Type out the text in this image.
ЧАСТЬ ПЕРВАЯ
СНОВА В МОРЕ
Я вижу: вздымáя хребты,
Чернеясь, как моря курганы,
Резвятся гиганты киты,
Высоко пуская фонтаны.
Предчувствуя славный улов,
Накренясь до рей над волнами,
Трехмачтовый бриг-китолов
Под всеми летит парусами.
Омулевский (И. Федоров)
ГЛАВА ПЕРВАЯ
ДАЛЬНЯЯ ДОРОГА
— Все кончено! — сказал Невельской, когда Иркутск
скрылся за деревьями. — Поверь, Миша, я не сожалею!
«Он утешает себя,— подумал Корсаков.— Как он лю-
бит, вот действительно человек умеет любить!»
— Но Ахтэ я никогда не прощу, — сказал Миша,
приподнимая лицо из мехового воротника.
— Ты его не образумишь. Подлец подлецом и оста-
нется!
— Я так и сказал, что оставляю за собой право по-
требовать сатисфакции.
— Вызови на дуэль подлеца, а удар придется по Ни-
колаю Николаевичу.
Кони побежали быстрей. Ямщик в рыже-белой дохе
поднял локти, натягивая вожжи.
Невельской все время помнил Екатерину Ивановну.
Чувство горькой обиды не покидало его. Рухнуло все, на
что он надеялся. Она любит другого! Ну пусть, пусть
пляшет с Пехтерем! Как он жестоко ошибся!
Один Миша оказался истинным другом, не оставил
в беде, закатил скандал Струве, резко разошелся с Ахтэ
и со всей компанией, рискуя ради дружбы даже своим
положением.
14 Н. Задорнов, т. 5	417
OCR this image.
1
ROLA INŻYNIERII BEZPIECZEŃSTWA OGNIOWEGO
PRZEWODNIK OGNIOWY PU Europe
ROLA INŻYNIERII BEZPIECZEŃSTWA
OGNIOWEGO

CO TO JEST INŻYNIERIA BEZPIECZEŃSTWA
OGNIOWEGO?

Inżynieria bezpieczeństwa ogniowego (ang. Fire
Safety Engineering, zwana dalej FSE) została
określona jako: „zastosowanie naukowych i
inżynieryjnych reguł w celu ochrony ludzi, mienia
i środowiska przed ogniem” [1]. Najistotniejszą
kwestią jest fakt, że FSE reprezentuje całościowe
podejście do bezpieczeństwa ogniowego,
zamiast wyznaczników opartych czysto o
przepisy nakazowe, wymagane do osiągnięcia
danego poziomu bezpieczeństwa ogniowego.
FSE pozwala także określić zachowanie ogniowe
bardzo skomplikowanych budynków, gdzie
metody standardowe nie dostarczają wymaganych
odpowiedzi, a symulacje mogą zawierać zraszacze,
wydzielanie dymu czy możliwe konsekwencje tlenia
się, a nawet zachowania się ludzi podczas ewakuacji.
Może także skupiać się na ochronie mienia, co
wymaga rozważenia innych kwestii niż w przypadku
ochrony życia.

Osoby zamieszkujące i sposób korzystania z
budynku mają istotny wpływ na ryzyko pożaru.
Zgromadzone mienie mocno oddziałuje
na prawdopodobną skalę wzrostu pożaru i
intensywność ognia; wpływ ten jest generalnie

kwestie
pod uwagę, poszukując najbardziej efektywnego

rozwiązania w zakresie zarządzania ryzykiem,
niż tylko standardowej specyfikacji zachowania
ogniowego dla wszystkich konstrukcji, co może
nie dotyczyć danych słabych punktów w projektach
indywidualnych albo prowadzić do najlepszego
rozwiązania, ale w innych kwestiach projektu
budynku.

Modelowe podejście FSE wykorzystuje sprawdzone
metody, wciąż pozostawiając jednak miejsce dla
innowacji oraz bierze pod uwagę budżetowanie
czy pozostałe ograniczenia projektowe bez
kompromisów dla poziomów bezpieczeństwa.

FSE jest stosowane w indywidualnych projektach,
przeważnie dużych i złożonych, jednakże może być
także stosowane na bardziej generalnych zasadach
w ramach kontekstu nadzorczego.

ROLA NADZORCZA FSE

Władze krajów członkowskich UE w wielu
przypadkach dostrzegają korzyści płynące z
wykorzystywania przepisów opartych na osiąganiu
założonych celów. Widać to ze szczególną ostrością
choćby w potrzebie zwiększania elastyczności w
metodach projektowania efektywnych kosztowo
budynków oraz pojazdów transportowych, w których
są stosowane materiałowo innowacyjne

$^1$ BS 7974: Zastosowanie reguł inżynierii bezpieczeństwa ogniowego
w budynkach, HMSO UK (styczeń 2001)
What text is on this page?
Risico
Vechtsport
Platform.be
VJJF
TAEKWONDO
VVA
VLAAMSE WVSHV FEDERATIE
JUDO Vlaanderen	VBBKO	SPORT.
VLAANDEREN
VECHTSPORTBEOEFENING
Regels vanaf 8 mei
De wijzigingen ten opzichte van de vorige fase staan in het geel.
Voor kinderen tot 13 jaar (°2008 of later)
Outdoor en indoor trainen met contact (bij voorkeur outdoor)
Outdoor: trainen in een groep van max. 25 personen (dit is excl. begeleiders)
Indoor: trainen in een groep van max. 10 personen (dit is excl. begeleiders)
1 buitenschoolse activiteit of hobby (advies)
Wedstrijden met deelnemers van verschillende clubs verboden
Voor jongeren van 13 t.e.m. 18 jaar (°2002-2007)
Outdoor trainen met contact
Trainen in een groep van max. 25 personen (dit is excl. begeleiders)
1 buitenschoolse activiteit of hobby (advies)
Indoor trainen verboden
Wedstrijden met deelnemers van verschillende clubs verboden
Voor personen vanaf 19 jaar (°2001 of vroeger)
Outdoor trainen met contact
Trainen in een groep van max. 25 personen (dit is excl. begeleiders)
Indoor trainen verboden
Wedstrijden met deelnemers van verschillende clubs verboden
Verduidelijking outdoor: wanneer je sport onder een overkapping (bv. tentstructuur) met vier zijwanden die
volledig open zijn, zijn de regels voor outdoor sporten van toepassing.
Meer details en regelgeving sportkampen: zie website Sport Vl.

■ Do this: Copy all lines from the data that hold the word "begeleiders".

■ Output of the exercise:
Outdoor: trainen in een groep van max. 25 personen (dit is excl. begeleiders)
Indoor: trainen in een groep van max. 10 personen (dit is excl. begeleiders)
Trainen in een groep van max. 25 personen (dit is excl. begeleiders)
Trainen in een groep van max. 25 personen (dit is excl. begeleiders)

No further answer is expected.